Exercise description |
Every line of the material is to be quoted verbatim, minus the pictures.

======

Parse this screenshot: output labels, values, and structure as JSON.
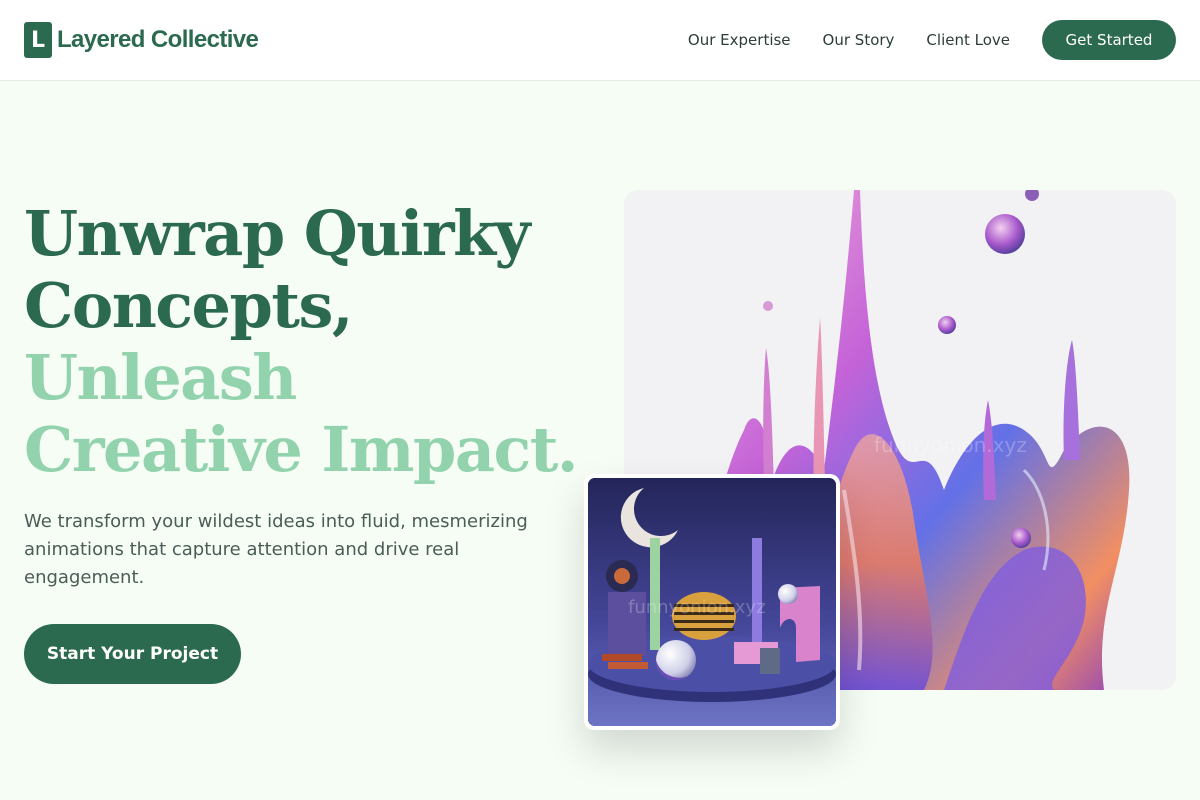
{
  "brand": {
    "logo_letter": "L",
    "name": "Layered Collective"
  },
  "nav": {
    "links": [
      "Our Expertise",
      "Our Story",
      "Client Love"
    ],
    "cta": "Get Started"
  },
  "hero": {
    "title_line1": "Unwrap Quirky",
    "title_line2": "Concepts,",
    "title_line3": "Unleash",
    "title_line4": "Creative Impact.",
    "description": "We transform your wildest ideas into fluid, mesmerizing animations that capture attention and drive real engagement.",
    "cta": "Start Your Project"
  },
  "images": {
    "main_alt_watermark": "funnyonion.xyz",
    "card_watermark": "funnyonion.xyz"
  },
  "colors": {
    "primary": "#2c6a4f",
    "accent_light": "#92d3ad",
    "background": "#f5fdf5"
  }
}
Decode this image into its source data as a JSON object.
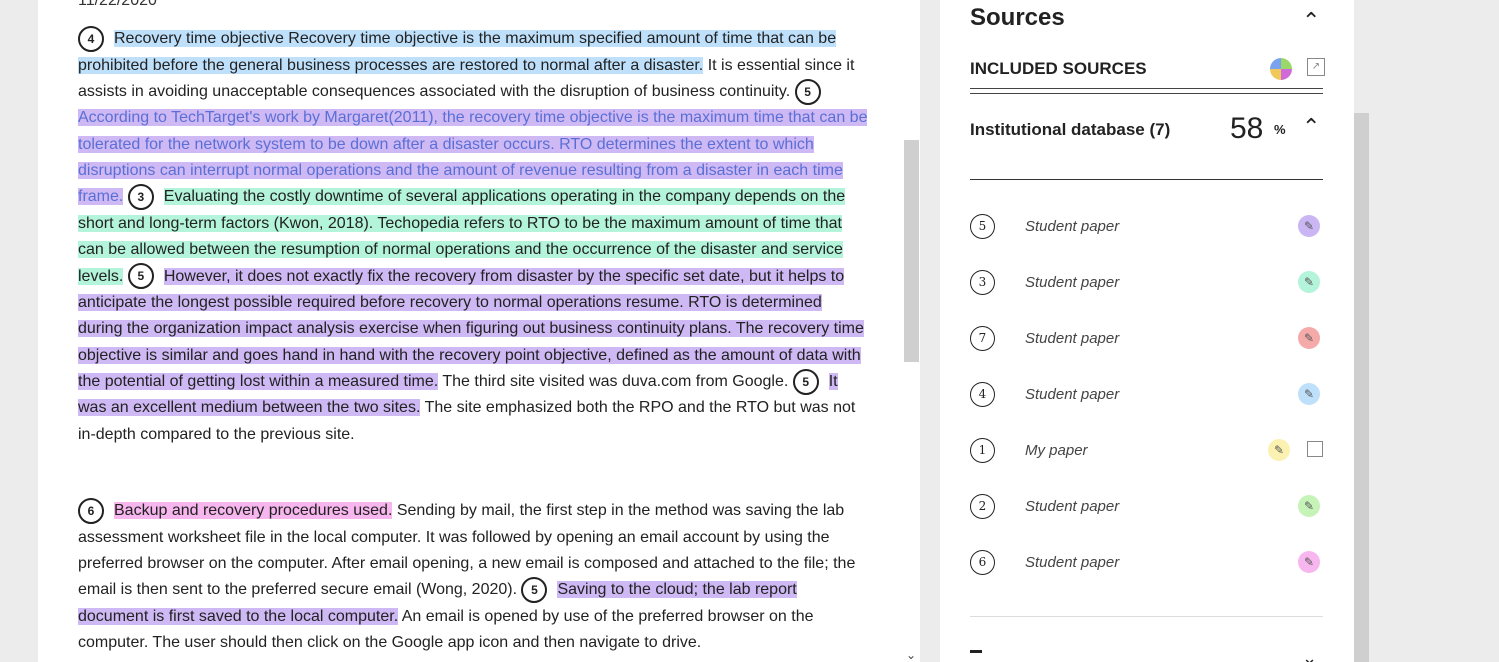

======

Completed exercise |
Parse this screenshot: output labels, values, and structure as JSON.
{
  "brand": {
    "logo_letter": "L",
    "name": "Layered Collective"
  },
  "nav": {
    "links": [
      "Our Expertise",
      "Our Story",
      "Client Love"
    ],
    "cta": "Get Started"
  },
  "hero": {
    "title_line1": "Unwrap Quirky",
    "title_line2": "Concepts,",
    "title_line3": "Unleash",
    "title_line4": "Creative Impact.",
    "description": "We transform your wildest ideas into fluid, mesmerizing animations that capture attention and drive real engagement.",
    "cta": "Start Your Project"
  },
  "images": {
    "main_alt_watermark": "funnyonion.xyz",
    "card_watermark": "funnyonion.xyz"
  },
  "colors": {
    "primary": "#2c6a4f",
    "accent_light": "#92d3ad",
    "background": "#f5fdf5"
  }
}
Decode this image into its source data as a JSON object.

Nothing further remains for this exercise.